**** TASK INPUT ****

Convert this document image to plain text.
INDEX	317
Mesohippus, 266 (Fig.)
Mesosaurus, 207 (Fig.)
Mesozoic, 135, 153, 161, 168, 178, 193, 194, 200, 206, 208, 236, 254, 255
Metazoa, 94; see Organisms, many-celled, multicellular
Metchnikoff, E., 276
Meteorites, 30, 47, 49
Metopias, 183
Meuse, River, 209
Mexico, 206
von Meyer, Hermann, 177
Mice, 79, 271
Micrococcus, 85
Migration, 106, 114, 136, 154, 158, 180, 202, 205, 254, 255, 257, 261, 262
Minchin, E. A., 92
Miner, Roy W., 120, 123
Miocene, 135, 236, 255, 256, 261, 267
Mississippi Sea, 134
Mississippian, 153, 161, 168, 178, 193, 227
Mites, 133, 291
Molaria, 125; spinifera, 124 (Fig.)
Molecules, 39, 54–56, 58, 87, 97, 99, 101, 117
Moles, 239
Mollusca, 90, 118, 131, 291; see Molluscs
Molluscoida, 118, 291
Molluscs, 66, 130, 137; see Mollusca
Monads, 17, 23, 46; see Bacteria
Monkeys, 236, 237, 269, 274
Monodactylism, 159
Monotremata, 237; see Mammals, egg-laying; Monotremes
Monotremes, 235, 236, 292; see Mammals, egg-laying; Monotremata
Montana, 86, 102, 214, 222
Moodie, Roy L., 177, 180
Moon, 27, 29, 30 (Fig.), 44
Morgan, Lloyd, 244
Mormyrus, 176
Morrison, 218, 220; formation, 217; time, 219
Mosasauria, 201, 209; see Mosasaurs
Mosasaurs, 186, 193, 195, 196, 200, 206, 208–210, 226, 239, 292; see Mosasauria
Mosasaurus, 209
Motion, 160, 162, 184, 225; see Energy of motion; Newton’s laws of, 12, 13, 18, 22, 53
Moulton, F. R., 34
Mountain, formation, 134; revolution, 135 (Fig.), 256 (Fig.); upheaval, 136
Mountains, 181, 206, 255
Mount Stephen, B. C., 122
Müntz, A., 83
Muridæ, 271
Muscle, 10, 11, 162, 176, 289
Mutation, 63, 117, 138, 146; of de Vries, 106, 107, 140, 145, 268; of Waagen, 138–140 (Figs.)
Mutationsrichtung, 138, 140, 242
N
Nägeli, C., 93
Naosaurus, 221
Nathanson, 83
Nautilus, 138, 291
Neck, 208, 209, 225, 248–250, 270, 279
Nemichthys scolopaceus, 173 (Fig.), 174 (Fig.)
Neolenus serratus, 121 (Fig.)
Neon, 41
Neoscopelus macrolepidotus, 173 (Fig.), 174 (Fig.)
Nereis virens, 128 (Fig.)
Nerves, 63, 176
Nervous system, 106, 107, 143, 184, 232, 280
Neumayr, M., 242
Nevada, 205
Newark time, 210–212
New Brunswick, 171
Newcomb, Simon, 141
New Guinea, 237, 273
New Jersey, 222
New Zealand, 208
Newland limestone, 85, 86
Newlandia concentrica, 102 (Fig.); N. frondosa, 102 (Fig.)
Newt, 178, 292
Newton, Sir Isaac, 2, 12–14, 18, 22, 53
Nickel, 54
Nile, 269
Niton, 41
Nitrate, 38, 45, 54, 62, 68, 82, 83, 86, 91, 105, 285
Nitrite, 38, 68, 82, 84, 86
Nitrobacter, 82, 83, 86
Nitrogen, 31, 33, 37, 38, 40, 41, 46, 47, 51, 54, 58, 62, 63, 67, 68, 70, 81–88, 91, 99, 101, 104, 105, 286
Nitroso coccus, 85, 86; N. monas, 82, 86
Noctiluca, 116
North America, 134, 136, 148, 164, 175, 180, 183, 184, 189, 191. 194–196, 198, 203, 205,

****
**** TASK INPUT ****

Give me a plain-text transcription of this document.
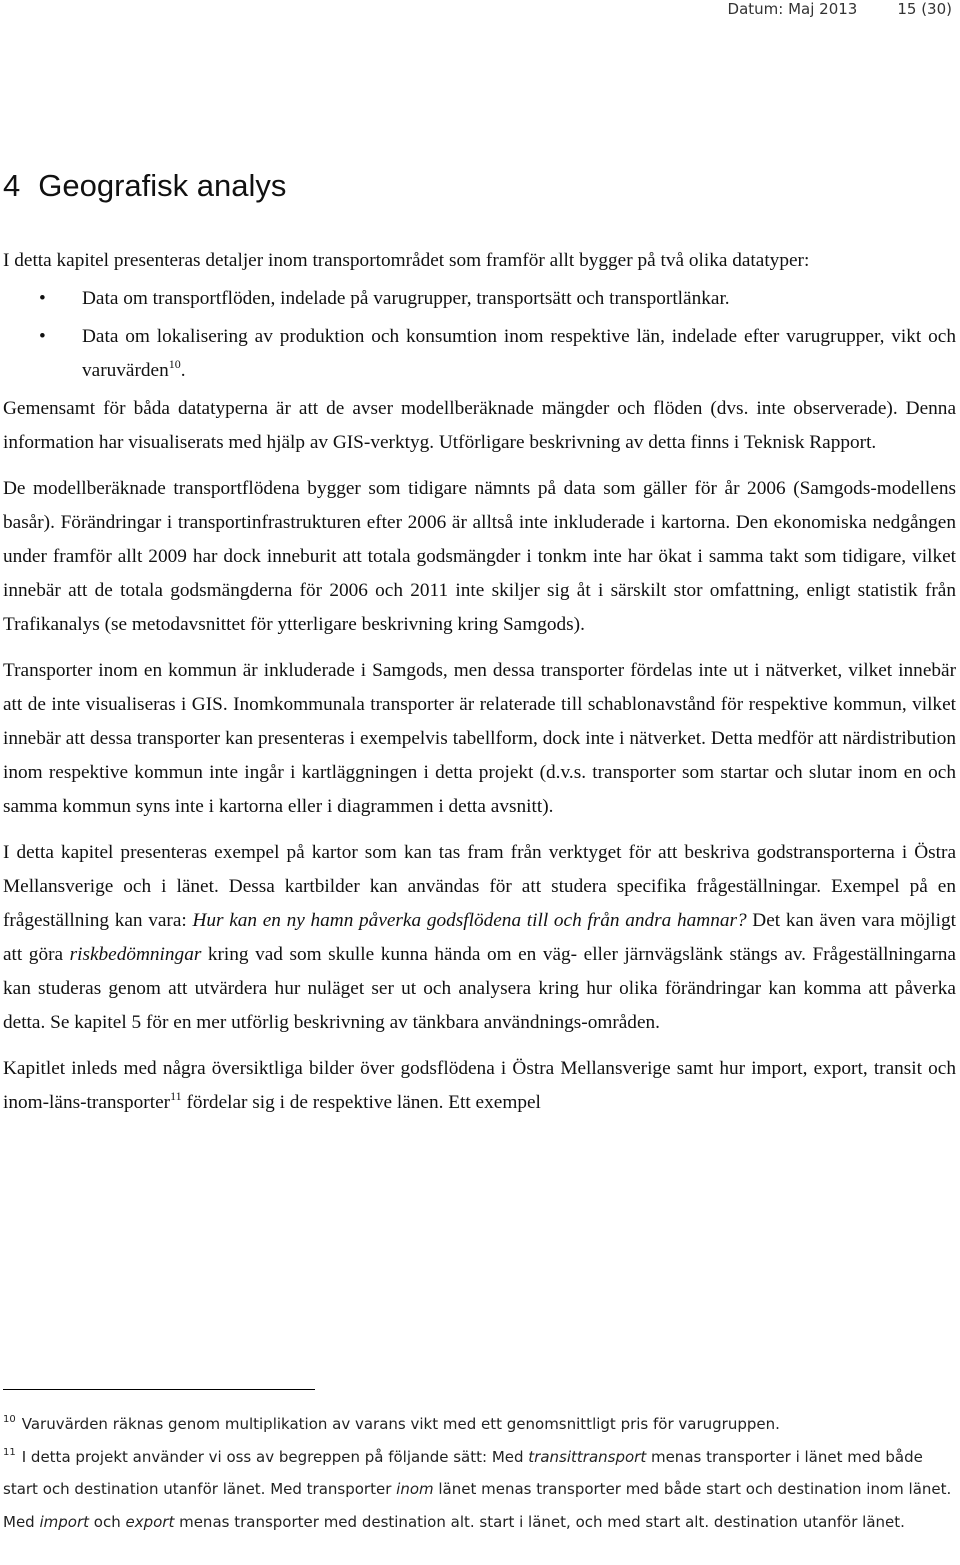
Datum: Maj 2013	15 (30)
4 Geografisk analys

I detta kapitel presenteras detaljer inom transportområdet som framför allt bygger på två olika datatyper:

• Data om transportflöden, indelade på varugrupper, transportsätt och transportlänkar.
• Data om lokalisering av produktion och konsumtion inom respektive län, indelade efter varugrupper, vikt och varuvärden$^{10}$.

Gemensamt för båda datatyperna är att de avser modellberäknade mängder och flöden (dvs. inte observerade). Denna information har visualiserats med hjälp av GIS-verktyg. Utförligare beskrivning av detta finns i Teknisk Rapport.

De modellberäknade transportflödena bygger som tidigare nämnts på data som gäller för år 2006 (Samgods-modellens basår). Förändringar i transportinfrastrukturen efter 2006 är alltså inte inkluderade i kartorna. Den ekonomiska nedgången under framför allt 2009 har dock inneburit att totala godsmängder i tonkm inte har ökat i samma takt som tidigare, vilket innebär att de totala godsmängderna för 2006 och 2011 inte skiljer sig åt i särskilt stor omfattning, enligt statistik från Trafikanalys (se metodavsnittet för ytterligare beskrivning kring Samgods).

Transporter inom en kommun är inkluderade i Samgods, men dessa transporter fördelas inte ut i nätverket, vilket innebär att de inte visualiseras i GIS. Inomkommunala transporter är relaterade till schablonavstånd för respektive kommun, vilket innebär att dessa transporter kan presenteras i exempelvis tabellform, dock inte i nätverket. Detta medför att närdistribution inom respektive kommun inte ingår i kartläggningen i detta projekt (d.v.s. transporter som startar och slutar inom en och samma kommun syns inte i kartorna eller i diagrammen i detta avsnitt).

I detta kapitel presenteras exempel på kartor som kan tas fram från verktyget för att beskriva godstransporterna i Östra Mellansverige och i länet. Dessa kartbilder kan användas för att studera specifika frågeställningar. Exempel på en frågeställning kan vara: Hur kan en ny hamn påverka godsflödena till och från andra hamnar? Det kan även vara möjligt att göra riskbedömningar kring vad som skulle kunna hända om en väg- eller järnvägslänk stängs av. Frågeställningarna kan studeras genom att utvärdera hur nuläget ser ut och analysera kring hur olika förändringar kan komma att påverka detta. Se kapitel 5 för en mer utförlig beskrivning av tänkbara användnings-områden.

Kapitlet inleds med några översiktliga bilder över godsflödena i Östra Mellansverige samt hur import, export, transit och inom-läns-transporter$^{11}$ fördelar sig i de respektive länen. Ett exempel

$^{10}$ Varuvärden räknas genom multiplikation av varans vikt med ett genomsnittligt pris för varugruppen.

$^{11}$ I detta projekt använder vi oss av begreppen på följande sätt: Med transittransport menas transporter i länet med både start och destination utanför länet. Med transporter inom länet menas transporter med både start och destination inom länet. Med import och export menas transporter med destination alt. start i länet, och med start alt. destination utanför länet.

****

Scan the entries above for the word "modellberäknade", then copy every line in which it occurs.

Gemensamt för båda datatyperna är att de avser modellberäknade mängder och flöden (dvs. inte observerade). Denna information har visualiserats med hjälp av GIS-verktyg. Utförligare beskrivning av detta finns i Teknisk Rapport.
De modellberäknade transportflödena bygger som tidigare nämnts på data som gäller för år 2006 (Samgods-modellens basår). Förändringar i transportinfrastrukturen efter 2006 är alltså inte inkluderade i kartorna. Den ekonomiska nedgången under framför allt 2009 har dock inneburit att totala godsmängder i tonkm inte har ökat i samma takt som tidigare, vilket innebär att de totala godsmängderna för 2006 och 2011 inte skiljer sig åt i särskilt stor omfattning, enligt statistik från Trafikanalys (se metodavsnittet för ytterligare beskrivning kring Samgods).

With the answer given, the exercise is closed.